--- Stated problem ---
Look through the data for the string "JSON". Copy every line where it is found.

--- Provided data ---
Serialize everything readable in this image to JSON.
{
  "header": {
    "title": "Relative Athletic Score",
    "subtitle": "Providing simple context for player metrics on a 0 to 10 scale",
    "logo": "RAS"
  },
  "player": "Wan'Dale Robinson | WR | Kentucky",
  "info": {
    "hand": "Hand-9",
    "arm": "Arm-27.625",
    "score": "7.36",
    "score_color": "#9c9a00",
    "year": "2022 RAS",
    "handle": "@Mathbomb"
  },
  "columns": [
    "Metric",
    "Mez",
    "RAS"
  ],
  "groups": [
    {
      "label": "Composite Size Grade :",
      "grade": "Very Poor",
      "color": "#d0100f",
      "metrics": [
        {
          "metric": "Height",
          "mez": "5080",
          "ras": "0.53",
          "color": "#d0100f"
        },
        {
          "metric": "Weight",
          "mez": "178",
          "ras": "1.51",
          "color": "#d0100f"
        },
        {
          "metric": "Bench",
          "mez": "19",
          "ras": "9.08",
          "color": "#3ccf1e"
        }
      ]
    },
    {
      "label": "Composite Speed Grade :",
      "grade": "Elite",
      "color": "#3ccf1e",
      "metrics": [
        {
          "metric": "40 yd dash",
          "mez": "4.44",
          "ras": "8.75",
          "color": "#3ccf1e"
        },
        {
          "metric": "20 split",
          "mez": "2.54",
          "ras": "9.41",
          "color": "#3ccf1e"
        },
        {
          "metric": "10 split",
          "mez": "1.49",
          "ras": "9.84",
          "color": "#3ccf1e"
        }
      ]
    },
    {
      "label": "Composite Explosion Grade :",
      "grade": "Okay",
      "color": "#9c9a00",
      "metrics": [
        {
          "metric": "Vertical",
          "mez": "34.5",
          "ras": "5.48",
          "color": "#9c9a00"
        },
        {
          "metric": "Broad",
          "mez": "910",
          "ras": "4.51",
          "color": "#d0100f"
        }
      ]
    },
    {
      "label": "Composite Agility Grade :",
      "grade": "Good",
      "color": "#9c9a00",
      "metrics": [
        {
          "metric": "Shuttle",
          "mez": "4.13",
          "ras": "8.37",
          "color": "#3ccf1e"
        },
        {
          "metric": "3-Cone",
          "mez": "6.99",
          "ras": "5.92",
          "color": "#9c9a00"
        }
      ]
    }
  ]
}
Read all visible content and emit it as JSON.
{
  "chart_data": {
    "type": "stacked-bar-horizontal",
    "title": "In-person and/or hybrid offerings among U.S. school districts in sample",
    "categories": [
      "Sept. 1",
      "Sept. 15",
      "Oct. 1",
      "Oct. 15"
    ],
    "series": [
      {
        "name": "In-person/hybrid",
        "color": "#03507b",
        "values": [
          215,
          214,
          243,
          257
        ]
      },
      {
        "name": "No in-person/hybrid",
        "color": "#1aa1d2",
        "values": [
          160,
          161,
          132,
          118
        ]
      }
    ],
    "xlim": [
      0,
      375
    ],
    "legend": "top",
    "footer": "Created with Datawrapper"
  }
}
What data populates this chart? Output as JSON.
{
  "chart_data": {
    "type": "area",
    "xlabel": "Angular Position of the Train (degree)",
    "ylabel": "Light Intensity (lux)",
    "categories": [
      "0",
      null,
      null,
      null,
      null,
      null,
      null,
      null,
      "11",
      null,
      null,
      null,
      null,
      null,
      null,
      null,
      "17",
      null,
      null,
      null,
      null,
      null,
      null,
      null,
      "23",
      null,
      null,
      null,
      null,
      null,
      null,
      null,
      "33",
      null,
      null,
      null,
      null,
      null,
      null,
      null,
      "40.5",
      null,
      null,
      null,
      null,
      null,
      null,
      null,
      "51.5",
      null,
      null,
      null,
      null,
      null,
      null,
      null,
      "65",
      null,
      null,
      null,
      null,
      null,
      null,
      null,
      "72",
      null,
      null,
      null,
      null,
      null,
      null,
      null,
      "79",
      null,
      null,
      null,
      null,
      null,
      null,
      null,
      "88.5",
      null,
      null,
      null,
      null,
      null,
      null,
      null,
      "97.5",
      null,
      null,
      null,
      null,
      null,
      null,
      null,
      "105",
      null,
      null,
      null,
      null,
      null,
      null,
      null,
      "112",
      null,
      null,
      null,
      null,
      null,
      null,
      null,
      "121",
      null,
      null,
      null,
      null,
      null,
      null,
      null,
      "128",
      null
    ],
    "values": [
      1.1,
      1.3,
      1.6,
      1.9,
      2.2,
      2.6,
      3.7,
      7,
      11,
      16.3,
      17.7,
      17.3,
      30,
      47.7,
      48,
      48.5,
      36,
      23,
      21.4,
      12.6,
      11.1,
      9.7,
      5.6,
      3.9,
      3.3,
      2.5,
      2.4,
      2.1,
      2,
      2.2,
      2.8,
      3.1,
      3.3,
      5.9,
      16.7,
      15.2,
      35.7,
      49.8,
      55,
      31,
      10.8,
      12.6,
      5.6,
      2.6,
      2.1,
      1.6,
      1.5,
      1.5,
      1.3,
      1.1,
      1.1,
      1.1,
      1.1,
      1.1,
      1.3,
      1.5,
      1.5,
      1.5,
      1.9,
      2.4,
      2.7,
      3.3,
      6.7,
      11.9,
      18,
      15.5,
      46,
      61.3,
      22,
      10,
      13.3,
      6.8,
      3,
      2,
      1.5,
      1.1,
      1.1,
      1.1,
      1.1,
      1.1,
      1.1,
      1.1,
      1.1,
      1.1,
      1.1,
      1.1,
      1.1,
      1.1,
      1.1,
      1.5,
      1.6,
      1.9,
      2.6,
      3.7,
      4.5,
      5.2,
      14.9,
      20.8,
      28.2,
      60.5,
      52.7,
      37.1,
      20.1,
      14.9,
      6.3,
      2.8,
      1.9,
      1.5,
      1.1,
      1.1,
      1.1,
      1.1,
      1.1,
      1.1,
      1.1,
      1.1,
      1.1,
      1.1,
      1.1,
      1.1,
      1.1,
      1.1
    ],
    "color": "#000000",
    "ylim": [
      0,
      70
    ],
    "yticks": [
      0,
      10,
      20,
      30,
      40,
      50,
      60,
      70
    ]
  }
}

--- Exercise solution ---
Serialize everything readable in this image to JSON.
Read all visible content and emit it as JSON.
What data populates this chart? Output as JSON.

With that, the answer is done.